Set exercise:
Within the data that follows, how many lines carry the string "historia"? Give the number alone.
━━━ Dataset entries
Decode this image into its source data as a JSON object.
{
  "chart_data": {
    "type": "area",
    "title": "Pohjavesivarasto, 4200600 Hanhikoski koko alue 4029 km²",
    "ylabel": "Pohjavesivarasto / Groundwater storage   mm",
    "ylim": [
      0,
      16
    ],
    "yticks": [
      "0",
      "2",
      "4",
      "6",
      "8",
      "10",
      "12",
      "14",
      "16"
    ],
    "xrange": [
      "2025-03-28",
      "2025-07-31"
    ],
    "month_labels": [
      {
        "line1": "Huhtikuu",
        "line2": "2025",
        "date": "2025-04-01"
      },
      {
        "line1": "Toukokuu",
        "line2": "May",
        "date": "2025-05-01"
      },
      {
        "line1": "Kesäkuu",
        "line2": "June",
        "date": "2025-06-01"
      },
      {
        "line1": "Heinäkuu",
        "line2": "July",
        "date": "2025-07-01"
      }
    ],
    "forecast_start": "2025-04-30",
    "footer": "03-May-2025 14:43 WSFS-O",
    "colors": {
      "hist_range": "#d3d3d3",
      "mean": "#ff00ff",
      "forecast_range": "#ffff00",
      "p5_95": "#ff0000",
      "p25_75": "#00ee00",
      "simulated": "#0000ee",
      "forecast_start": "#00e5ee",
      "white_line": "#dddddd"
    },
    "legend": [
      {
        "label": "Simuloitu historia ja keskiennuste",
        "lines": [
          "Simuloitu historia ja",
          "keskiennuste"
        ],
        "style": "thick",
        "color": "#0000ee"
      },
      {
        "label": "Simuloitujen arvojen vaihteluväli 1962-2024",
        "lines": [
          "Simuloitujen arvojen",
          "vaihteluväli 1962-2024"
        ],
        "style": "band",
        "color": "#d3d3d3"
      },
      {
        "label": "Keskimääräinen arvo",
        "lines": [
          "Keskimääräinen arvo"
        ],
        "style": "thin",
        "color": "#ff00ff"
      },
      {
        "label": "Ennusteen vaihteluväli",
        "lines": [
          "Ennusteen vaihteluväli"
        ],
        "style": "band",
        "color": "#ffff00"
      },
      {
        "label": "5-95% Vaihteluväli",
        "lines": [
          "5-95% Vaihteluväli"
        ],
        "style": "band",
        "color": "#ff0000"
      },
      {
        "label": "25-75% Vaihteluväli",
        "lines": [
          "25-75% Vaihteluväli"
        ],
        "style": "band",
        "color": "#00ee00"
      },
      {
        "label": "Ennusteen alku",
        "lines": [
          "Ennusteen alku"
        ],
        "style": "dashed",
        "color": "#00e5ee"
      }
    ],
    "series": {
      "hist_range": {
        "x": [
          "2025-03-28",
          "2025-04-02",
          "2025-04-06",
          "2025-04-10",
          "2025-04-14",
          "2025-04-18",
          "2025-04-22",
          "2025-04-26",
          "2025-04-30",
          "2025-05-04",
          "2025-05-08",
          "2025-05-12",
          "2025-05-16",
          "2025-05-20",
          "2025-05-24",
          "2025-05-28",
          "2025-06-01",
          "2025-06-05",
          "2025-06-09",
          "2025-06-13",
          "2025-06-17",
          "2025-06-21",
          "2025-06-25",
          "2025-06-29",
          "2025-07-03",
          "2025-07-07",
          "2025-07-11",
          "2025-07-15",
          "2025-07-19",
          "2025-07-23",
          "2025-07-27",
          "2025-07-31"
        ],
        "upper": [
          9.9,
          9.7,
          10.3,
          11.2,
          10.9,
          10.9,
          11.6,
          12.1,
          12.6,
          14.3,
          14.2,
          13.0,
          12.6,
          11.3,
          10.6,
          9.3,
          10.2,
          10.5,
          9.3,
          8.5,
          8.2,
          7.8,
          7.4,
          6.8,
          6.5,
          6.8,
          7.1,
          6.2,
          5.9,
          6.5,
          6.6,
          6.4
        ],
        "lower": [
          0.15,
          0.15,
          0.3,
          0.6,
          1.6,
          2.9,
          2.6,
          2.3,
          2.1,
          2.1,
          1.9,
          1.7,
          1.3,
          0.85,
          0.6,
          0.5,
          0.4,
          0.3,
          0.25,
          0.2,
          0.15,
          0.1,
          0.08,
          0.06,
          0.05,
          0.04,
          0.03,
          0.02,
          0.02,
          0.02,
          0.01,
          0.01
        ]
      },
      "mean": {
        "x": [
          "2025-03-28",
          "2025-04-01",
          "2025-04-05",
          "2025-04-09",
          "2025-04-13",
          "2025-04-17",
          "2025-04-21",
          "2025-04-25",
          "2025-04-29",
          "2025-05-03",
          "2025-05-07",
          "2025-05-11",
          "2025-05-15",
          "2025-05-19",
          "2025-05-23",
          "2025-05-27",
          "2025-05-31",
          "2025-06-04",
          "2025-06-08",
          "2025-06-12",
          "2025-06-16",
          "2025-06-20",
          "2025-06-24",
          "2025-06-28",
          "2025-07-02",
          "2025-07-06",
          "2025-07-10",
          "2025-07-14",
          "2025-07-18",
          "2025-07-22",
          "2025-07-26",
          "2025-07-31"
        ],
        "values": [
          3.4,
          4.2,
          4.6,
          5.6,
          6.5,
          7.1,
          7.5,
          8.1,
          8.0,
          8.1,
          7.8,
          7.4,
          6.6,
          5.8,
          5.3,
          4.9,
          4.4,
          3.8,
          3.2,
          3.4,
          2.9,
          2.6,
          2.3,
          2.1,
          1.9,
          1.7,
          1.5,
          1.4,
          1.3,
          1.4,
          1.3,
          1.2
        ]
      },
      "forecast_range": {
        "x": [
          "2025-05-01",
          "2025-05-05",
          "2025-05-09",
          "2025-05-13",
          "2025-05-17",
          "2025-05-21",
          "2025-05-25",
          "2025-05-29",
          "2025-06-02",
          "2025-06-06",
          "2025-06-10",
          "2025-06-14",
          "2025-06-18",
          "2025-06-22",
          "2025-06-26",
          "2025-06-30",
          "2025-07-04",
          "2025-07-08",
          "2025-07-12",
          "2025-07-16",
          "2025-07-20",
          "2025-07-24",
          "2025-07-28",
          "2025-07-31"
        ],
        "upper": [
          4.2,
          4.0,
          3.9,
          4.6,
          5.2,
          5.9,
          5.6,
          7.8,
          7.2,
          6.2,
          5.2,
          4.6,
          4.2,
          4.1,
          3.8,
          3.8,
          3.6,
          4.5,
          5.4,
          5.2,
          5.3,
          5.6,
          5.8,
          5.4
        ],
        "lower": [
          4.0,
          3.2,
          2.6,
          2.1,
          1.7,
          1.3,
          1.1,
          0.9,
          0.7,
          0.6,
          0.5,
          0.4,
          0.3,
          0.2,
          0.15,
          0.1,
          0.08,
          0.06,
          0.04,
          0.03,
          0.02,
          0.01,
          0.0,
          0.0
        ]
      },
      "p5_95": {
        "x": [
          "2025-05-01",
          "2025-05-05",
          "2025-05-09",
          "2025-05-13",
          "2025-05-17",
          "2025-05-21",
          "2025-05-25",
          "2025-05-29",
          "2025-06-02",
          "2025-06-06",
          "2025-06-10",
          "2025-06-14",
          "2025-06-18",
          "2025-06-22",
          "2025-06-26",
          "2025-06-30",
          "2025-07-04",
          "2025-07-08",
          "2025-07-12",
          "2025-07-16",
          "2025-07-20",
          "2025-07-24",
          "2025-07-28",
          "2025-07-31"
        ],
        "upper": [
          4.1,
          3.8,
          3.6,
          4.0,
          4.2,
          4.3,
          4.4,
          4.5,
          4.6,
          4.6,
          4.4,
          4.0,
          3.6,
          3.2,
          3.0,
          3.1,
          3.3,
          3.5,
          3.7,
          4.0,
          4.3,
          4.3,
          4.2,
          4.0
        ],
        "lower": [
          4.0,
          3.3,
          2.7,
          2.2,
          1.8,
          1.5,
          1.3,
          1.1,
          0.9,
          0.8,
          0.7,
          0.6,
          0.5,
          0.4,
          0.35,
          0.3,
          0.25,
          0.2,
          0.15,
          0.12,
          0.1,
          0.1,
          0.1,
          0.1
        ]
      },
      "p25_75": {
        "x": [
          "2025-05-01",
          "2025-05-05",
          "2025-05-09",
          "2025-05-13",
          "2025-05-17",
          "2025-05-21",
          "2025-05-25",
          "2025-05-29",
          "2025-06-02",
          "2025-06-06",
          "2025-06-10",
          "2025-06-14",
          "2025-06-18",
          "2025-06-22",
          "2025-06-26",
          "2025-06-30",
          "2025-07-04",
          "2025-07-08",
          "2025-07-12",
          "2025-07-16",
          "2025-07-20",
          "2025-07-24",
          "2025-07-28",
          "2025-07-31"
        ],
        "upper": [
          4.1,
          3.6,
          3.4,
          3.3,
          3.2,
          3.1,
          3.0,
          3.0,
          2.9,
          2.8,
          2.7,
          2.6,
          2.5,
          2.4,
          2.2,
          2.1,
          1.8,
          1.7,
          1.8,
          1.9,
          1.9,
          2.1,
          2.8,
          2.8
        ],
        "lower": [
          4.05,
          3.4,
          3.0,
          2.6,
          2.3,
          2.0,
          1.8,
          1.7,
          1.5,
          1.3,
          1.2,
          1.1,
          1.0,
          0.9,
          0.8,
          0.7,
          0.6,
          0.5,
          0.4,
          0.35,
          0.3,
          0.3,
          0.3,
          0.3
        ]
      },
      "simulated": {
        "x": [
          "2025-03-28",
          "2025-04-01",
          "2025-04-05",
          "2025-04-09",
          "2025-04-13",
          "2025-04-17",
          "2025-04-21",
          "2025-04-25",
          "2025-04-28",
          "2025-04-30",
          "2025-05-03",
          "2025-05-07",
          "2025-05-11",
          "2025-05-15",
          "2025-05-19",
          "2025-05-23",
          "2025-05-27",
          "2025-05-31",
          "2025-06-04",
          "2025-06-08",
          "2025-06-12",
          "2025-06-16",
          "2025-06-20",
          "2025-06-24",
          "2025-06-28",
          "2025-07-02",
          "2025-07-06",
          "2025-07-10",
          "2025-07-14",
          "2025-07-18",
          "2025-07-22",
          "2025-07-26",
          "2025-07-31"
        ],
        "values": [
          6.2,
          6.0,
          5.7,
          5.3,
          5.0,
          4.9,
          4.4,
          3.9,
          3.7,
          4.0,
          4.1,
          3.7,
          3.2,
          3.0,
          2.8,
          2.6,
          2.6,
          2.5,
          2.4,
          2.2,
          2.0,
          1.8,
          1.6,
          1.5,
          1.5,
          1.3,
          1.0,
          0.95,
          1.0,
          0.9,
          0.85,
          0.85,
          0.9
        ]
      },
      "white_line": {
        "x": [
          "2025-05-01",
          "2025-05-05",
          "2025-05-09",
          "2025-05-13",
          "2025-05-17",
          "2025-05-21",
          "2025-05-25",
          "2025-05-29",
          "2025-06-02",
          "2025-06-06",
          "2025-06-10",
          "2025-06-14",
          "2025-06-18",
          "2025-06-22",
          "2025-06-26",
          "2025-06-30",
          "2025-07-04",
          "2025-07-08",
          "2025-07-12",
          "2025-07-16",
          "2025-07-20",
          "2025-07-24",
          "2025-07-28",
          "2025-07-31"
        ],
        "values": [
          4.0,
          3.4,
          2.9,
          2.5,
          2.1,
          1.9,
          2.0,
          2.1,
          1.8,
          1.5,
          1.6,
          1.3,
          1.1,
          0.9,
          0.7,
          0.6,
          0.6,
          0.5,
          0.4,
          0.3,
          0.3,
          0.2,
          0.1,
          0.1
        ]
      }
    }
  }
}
━━━━━━
Solution:
2